(Records from a dataset)
____

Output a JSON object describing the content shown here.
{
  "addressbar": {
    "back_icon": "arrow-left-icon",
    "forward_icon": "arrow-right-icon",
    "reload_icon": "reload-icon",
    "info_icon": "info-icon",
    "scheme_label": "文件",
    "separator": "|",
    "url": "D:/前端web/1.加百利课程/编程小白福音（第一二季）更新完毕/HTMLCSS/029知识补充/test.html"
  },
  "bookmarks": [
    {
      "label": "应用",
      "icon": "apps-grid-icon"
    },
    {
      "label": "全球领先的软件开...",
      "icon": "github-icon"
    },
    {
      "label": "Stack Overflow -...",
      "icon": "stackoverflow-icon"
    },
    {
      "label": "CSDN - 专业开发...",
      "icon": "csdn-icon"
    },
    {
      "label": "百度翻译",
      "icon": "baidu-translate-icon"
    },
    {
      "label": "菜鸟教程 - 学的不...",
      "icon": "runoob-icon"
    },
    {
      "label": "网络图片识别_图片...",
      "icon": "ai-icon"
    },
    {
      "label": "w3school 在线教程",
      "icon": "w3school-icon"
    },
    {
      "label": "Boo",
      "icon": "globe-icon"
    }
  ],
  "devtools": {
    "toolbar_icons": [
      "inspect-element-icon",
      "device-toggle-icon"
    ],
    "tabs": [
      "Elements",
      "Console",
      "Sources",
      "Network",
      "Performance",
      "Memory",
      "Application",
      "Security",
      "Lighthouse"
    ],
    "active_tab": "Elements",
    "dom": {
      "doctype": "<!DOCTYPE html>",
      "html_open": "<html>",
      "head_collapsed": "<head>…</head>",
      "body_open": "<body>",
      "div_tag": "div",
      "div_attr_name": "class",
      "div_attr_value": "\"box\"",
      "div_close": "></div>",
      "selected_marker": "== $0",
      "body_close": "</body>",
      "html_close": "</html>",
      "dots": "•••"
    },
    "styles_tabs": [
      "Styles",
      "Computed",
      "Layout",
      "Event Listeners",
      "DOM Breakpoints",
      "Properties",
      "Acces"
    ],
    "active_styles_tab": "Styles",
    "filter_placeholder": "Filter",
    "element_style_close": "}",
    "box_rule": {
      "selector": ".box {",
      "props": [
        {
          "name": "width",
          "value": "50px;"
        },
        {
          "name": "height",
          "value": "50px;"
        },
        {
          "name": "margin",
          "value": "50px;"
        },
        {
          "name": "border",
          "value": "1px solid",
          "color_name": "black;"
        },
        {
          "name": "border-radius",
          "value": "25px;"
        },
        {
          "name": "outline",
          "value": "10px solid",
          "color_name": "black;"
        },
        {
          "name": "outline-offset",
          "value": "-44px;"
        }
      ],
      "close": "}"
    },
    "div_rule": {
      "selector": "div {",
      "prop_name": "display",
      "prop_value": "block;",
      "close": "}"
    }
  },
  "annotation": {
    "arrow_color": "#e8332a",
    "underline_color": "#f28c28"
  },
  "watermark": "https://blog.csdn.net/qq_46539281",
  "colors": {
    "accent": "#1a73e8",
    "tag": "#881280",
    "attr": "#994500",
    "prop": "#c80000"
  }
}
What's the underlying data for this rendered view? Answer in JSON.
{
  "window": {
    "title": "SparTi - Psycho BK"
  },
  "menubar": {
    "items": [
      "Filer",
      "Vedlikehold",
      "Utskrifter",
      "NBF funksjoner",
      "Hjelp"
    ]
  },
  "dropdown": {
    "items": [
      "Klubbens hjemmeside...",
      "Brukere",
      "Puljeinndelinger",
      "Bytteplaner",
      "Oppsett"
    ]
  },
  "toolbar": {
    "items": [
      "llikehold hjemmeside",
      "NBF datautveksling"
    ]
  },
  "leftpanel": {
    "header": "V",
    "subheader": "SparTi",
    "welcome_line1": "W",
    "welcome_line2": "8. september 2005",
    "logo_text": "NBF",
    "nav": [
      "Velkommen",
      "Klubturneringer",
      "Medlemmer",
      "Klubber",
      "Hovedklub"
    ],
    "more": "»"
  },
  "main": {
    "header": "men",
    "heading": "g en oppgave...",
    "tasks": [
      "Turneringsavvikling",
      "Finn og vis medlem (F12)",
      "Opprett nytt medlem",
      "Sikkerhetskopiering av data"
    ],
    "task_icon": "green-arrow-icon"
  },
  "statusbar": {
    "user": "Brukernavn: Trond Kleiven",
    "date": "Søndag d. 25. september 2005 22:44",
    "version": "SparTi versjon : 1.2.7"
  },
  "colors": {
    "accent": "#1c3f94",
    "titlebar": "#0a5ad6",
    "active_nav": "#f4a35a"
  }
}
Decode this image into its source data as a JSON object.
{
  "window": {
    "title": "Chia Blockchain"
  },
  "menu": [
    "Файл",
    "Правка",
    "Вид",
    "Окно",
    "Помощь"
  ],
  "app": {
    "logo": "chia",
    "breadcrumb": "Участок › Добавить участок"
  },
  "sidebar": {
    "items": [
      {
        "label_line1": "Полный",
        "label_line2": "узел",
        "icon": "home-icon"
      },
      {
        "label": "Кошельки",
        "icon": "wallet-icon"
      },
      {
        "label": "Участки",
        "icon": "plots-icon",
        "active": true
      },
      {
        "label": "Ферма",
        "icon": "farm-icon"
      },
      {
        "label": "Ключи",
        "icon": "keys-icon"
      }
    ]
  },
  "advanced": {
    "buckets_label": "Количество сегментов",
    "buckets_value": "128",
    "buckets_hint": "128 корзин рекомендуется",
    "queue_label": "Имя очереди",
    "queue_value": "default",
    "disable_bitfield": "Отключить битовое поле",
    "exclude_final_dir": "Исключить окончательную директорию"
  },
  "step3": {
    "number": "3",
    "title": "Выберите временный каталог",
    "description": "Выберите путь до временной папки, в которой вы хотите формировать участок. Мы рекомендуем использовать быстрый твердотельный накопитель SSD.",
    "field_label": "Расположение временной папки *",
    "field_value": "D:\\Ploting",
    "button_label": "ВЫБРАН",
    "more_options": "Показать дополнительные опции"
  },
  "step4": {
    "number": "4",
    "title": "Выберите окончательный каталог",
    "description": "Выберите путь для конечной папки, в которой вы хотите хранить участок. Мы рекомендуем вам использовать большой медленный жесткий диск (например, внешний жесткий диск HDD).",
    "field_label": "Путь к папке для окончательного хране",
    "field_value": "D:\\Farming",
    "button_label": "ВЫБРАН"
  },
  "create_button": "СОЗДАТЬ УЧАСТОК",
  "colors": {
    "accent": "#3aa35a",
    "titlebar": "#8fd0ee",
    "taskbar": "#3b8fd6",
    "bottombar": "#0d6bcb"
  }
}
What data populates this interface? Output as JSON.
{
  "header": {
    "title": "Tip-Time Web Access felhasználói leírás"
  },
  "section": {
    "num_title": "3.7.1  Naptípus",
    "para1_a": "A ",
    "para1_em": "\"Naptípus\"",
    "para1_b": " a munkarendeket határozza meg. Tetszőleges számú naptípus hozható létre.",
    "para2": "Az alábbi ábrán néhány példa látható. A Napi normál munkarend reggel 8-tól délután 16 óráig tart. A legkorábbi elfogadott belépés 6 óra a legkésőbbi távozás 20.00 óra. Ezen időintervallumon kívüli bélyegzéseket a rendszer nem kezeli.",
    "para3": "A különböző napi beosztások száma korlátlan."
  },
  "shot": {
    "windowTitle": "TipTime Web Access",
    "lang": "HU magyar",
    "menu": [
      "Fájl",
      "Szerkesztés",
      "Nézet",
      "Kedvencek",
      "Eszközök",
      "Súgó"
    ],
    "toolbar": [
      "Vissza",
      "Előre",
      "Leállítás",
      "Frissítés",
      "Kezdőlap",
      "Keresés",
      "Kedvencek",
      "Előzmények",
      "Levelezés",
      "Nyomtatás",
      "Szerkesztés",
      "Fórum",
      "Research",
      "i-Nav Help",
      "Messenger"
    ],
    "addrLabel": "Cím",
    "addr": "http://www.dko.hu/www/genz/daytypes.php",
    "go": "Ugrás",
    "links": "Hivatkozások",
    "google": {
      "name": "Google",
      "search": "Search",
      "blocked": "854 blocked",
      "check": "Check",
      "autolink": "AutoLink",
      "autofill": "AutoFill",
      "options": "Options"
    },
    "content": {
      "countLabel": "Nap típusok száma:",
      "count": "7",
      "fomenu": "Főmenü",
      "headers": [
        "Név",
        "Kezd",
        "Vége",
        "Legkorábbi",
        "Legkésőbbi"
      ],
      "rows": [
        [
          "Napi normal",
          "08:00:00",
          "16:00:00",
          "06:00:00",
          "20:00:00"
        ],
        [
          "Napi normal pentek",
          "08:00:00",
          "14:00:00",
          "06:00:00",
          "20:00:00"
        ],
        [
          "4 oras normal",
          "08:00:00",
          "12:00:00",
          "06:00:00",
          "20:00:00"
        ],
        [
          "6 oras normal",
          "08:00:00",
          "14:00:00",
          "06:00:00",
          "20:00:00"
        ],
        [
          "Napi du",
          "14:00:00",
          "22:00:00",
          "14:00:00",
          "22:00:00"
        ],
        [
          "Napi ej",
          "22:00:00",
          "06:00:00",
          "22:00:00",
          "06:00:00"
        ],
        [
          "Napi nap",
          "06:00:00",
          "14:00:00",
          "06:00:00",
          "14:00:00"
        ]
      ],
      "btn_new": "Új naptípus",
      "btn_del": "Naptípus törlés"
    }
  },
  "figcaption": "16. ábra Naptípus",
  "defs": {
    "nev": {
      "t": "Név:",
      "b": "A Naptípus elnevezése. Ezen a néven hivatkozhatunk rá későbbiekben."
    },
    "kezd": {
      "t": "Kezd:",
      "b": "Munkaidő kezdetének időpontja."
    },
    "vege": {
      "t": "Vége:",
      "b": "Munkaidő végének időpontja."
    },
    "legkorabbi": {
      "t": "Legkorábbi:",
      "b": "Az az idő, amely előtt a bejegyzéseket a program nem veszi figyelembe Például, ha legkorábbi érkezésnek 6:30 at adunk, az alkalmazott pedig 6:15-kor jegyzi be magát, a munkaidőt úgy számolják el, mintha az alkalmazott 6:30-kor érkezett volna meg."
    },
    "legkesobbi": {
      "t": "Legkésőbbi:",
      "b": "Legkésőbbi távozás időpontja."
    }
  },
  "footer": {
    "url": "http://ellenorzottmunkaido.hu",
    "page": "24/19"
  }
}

____

• What this task involves:
Of the lines above, how many include the word "Ezen"? Reply with the number alone.

• Task response:
2